>> Start PROVIDED RECORDS
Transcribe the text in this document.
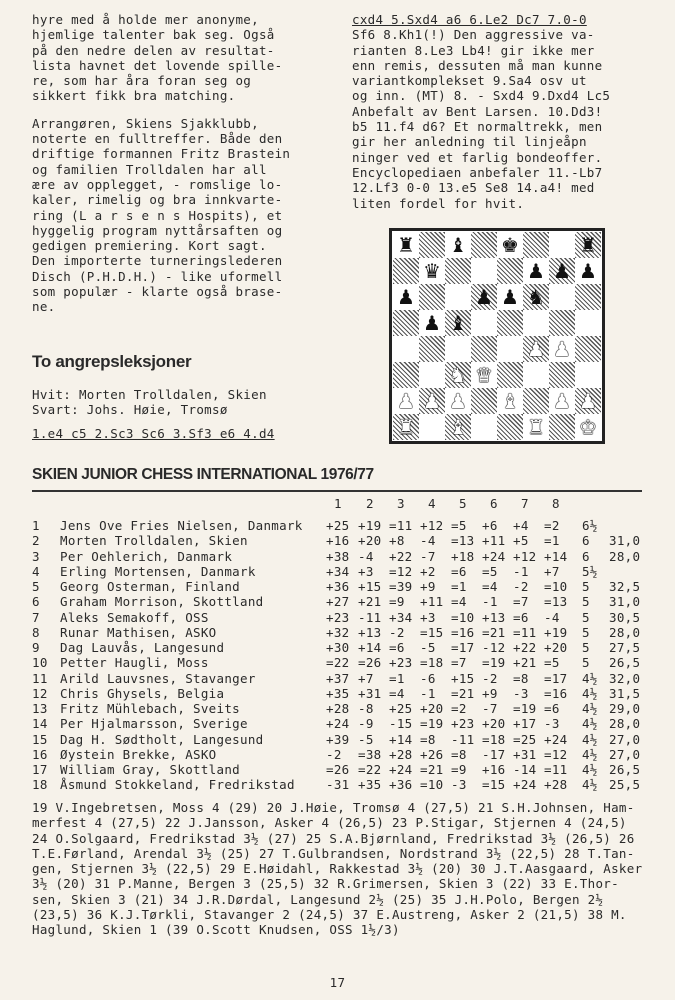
hyre med å holde mer anonyme,
hjemlige talenter bak seg. Også
på den nedre delen av resultat-
lista havnet det lovende spille-
re, som har åra foran seg og
sikkert fikk bra matching.
Arrangøren, Skiens Sjakklubb,
noterte en fulltreffer. Både den
driftige formannen Fritz Brastein
og familien Trolldalen har all
ære av opplegget, - romslige lo-
kaler, rimelig og bra innkvarte-
ring (L a r s e n s Hospits), et
hyggelig program nyttårsaften og
gedigen premiering. Kort sagt.
Den importerte turneringslederen
Disch (P.H.D.H.) - like uformell
som populær - klarte også brase-
ne.
cxd4 5.Sxd4 a6 6.Le2 Dc7 7.0-0
Sf6 8.Kh1(!) Den aggressive va-
rianten 8.Le3 Lb4! gir ikke mer
enn remis, dessuten må man kunne
variantkomplekset 9.Sa4 osv ut
og inn. (MT) 8. - Sxd4 9.Dxd4 Lc5
Anbefalt av Bent Larsen. 10.Dd3!
b5 11.f4 d6? Et normaltrekk, men
gir her anledning til linjeåpn
ninger ved et farlig bondeoffer.
Encyclopediaen anbefaler 11.-Lb7
12.Lf3 0-0 13.e5 Se8 14.a4! med
liten fordel for hvit.
To angrepsleksjoner
Hvit: Morten Trolldalen, Skien
Svart: Johs. Høie, Tromsø
1.e4 c5 2.Sc3 Sc6 3.Sf3 e6 4.d4
♜ ♝ ♚	♜
♛	♟ ♟ ♟
♟	♟ ♟ ♞
♟ ♝
♟ ♟
♞ ♛
♟ ♟ ♟ ♝ ♟ ♟
♜ ♝	♜ ♚
SKIEN JUNIOR CHESS INTERNATIONAL 1976/77
1 2 3 4 5 6 7 8
1 Jens Ove Fries Nielsen, Danmark +25 +19 =11 +12 =5 +6 +4 =2 6½
2 Morten Trolldalen, Skien	+16 +20 +8 -4 =13 +11 +5 =1 6 31,0
3 Per Oehlerich, Danmark	+38 -4 +22 -7 +18 +24 +12 +14 6 28,0
4 Erling Mortensen, Danmark	+34 +3 =12 +2 =6 =5 -1 +7 5½
5 Georg Osterman, Finland	+36 +15 =39 +9 =1 =4 -2 =10 5 32,5
6 Graham Morrison, Skottland	+27 +21 =9 +11 =4 -1 =7 =13 5 31,0
7 Aleks Semakoff, OSS	+23 -11 +34 +3 =10 +13 =6 -4 5 30,5
8 Runar Mathisen, ASKO	+32 +13 -2 =15 =16 =21 =11 +19 5 28,0
9 Dag Lauvås, Langesund	+30 +14 =6 -5 =17 -12 +22 +20 5 27,5
10 Petter Haugli, Moss	=22 =26 +23 =18 =7 =19 +21 =5 5 26,5
11 Arild Lauvsnes, Stavanger	+37 +7 =1 -6 +15 -2 =8 =17 4½ 32,0
12 Chris Ghysels, Belgia	+35 +31 =4 -1 =21 +9 -3 =16 4½ 31,5
13 Fritz Mühlebach, Sveits	+28 -8 +25 +20 =2 -7 =19 =6 4½ 29,0
14 Per Hjalmarsson, Sverige	+24 -9 -15 =19 +23 +20 +17 -3 4½ 28,0
15 Dag H. Sødtholt, Langesund	+39 -5 +14 =8 -11 =18 =25 +24 4½ 27,0
16 Øystein Brekke, ASKO	-2 =38 +28 +26 =8 -17 +31 =12 4½ 27,0
17 William Gray, Skottland	=26 =22 +24 =21 =9 +16 -14 =11 4½ 26,5
18 Åsmund Stokkeland, Fredrikstad -31 +35 +36 =10 -3 =15 +24 +28 4½ 25,5
19 V.Ingebretsen, Moss 4 (29) 20 J.Høie, Tromsø 4 (27,5) 21 S.H.Johnsen, Ham-
merfest 4 (27,5) 22 J.Jansson, Asker 4 (26,5) 23 P.Stigar, Stjernen 4 (24,5)
24 O.Solgaard, Fredrikstad 3½ (27) 25 S.A.Bjørnland, Fredrikstad 3½ (26,5) 26
T.E.Førland, Arendal 3½ (25) 27 T.Gulbrandsen, Nordstrand 3½ (22,5) 28 T.Tan-
gen, Stjernen 3½ (22,5) 29 E.Høidahl, Rakkestad 3½ (20) 30 J.T.Aasgaard, Asker
3½ (20) 31 P.Manne, Bergen 3 (25,5) 32 R.Grimersen, Skien 3 (22) 33 E.Thor-
sen, Skien 3 (21) 34 J.R.Dørdal, Langesund 2½ (25) 35 J.H.Polo, Bergen 2½
(23,5) 36 K.J.Tørkli, Stavanger 2 (24,5) 37 E.Austreng, Asker 2 (21,5) 38 M.
Haglund, Skien 1 (39 O.Scott Knudsen, OSS 1½/3)
17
>> End PROVIDED RECORDS
◆ PROBLEM TO WORK ON: From the listing above, pick out each line where the word "Stavanger" appears.

◆ TASK RESPONSE:
11 Arild Lauvsnes, Stavanger	+37 +7 =1 -6 +15 -2 =8 =17 4½ 32,0
(23,5) 36 K.J.Tørkli, Stavanger 2 (24,5) 37 E.Austreng, Asker 2 (21,5) 38 M.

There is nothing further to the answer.